◆ **Work instructions**: Scan the data beneath this task and copy each line that includes "JSON".

◆ **Stored data**:
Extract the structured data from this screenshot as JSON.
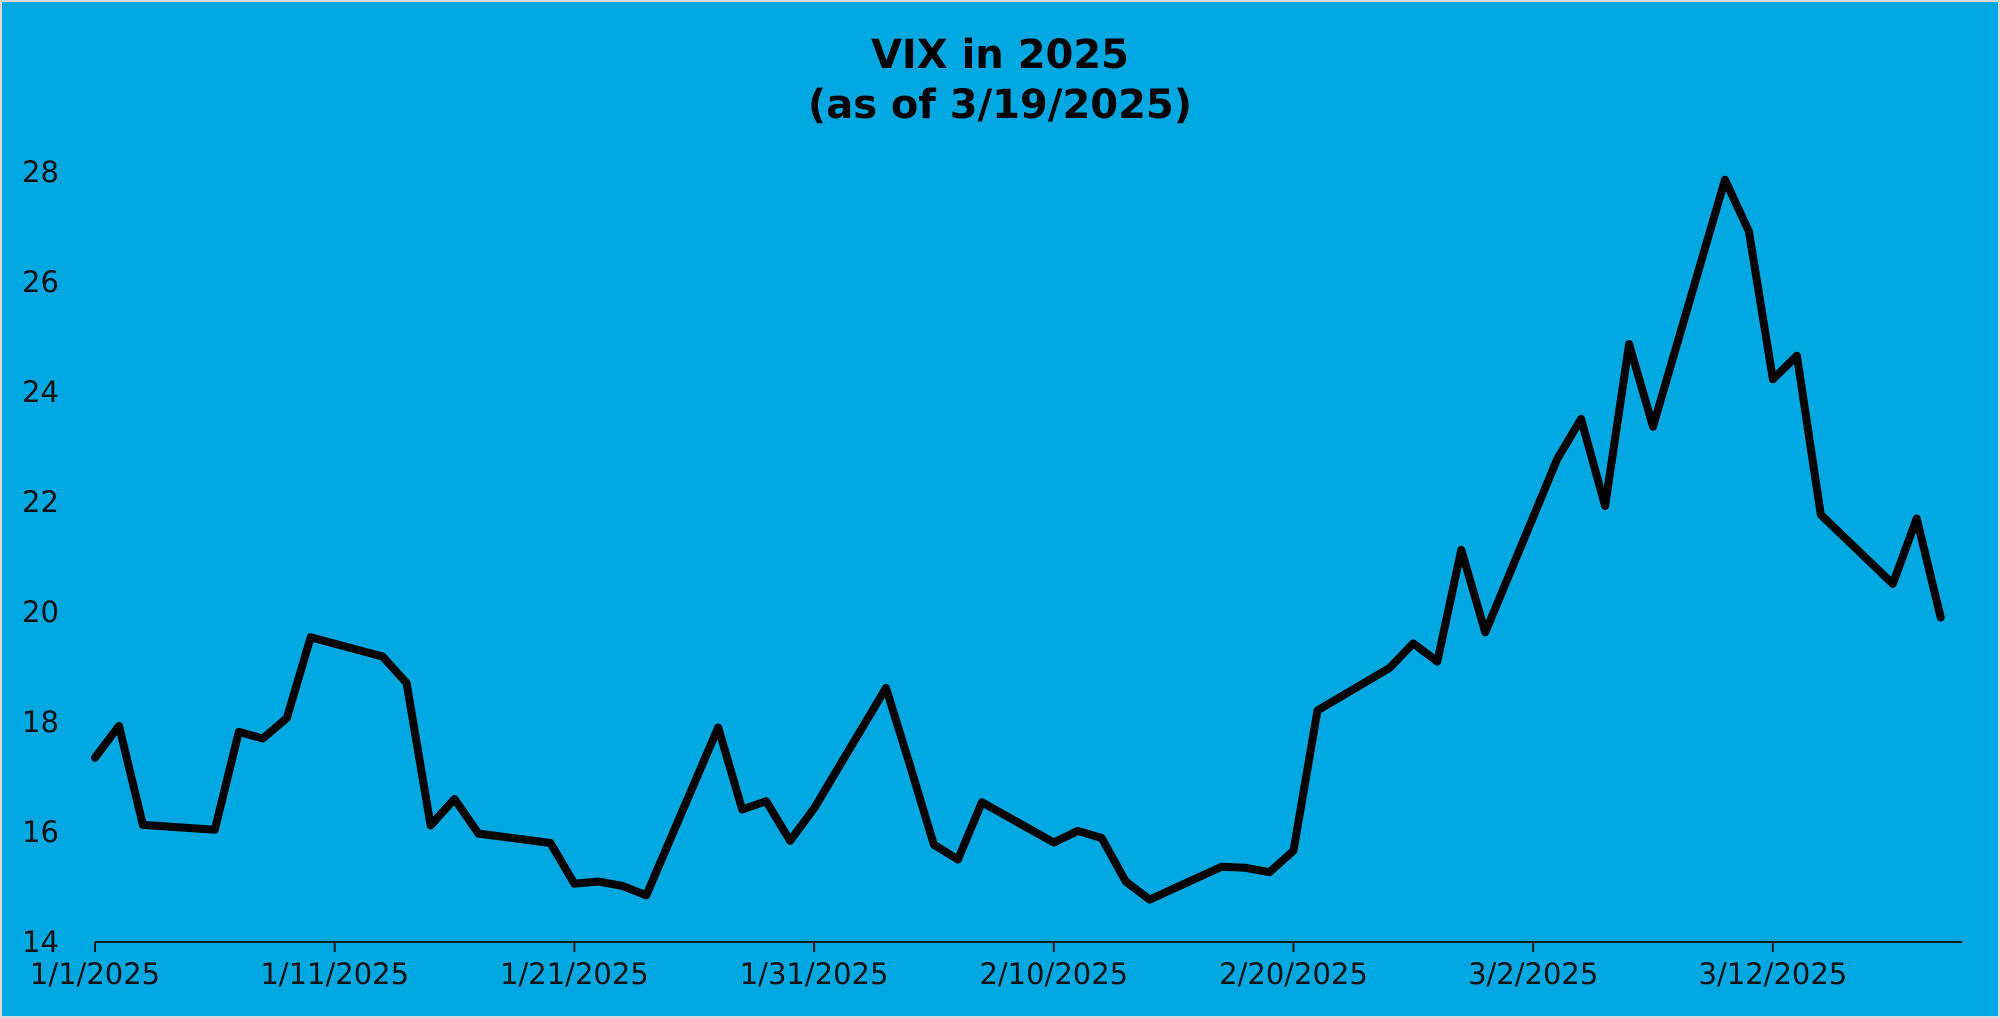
{
  "chart_data": {
    "type": "line",
    "title": "VIX in 2025",
    "subtitle": "(as of 3/19/2025)",
    "xlabel": "",
    "ylabel": "",
    "ylim": [
      14,
      28
    ],
    "y_ticks": [
      14,
      16,
      18,
      20,
      22,
      24,
      26,
      28
    ],
    "x_start": "1/1/2025",
    "x_end": "3/19/2025",
    "x_ticks": [
      "1/1/2025",
      "1/11/2025",
      "1/21/2025",
      "1/31/2025",
      "2/10/2025",
      "2/20/2025",
      "3/2/2025",
      "3/12/2025"
    ],
    "grid": false,
    "legend": "none",
    "line_color": "#000000",
    "background_color": "#00a8e1",
    "series": [
      {
        "points": [
          [
            "1/1/2025",
            17.35
          ],
          [
            "1/2/2025",
            17.93
          ],
          [
            "1/3/2025",
            16.13
          ],
          [
            "1/6/2025",
            16.04
          ],
          [
            "1/7/2025",
            17.82
          ],
          [
            "1/8/2025",
            17.7
          ],
          [
            "1/9/2025",
            18.07
          ],
          [
            "1/10/2025",
            19.54
          ],
          [
            "1/13/2025",
            19.19
          ],
          [
            "1/14/2025",
            18.71
          ],
          [
            "1/15/2025",
            16.12
          ],
          [
            "1/16/2025",
            16.6
          ],
          [
            "1/17/2025",
            15.97
          ],
          [
            "1/20/2025",
            15.8
          ],
          [
            "1/21/2025",
            15.06
          ],
          [
            "1/22/2025",
            15.1
          ],
          [
            "1/23/2025",
            15.02
          ],
          [
            "1/24/2025",
            14.85
          ],
          [
            "1/27/2025",
            17.9
          ],
          [
            "1/28/2025",
            16.41
          ],
          [
            "1/29/2025",
            16.56
          ],
          [
            "1/30/2025",
            15.84
          ],
          [
            "1/31/2025",
            16.43
          ],
          [
            "2/3/2025",
            18.62
          ],
          [
            "2/4/2025",
            17.21
          ],
          [
            "2/5/2025",
            15.77
          ],
          [
            "2/6/2025",
            15.5
          ],
          [
            "2/7/2025",
            16.54
          ],
          [
            "2/10/2025",
            15.81
          ],
          [
            "2/11/2025",
            16.02
          ],
          [
            "2/12/2025",
            15.89
          ],
          [
            "2/13/2025",
            15.1
          ],
          [
            "2/14/2025",
            14.77
          ],
          [
            "2/17/2025",
            15.37
          ],
          [
            "2/18/2025",
            15.35
          ],
          [
            "2/19/2025",
            15.27
          ],
          [
            "2/20/2025",
            15.66
          ],
          [
            "2/21/2025",
            18.21
          ],
          [
            "2/24/2025",
            18.98
          ],
          [
            "2/25/2025",
            19.43
          ],
          [
            "2/26/2025",
            19.1
          ],
          [
            "2/27/2025",
            21.13
          ],
          [
            "2/28/2025",
            19.63
          ],
          [
            "3/3/2025",
            22.78
          ],
          [
            "3/4/2025",
            23.51
          ],
          [
            "3/5/2025",
            21.93
          ],
          [
            "3/6/2025",
            24.87
          ],
          [
            "3/7/2025",
            23.37
          ],
          [
            "3/10/2025",
            27.86
          ],
          [
            "3/11/2025",
            26.92
          ],
          [
            "3/12/2025",
            24.23
          ],
          [
            "3/13/2025",
            24.66
          ],
          [
            "3/14/2025",
            21.77
          ],
          [
            "3/17/2025",
            20.51
          ],
          [
            "3/18/2025",
            21.7
          ],
          [
            "3/19/2025",
            19.9
          ]
        ]
      }
    ]
  }
}
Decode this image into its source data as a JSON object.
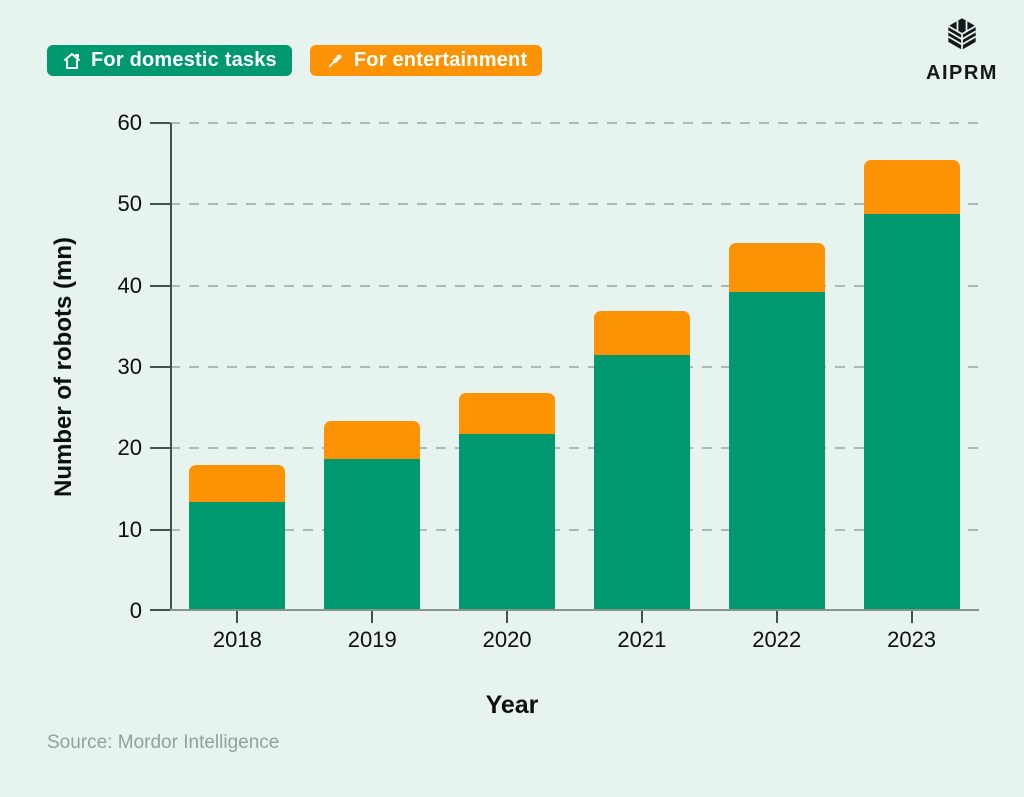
{
  "legend": {
    "items": [
      {
        "label": "For domestic tasks",
        "icon": "house-icon",
        "color": "#00996F"
      },
      {
        "label": "For entertainment",
        "icon": "pushpin-icon",
        "color": "#FB9304"
      }
    ]
  },
  "brand": {
    "name": "AIPRM"
  },
  "chart_data": {
    "type": "bar",
    "stacked": true,
    "categories": [
      "2018",
      "2019",
      "2020",
      "2021",
      "2022",
      "2023"
    ],
    "series": [
      {
        "name": "For domestic tasks",
        "color": "#00996F",
        "values": [
          13.2,
          18.5,
          21.5,
          31.2,
          39.0,
          48.6
        ]
      },
      {
        "name": "For entertainment",
        "color": "#FB9304",
        "values": [
          4.5,
          4.6,
          5.0,
          5.5,
          6.0,
          6.6
        ]
      }
    ],
    "totals": [
      17.7,
      23.1,
      26.5,
      36.7,
      45.0,
      55.2
    ],
    "xlabel": "Year",
    "ylabel": "Number of robots (mn)",
    "ylim": [
      0,
      60
    ],
    "yticks": [
      0,
      10,
      20,
      30,
      40,
      50,
      60
    ],
    "grid": "horizontal-dashed",
    "legend_position": "top-left"
  },
  "footer": {
    "source": "Source: Mordor Intelligence"
  },
  "colors": {
    "background": "#E7F3EE",
    "domestic_green": "#00996F",
    "entertainment_orange": "#FB9304",
    "axis": "#46514C",
    "gridline": "#AFB9B4",
    "source_text": "#96A09B"
  }
}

◆ **Full solution**:
Extract the structured data from this screenshot as JSON.
Decode this image into its source data as a JSON object.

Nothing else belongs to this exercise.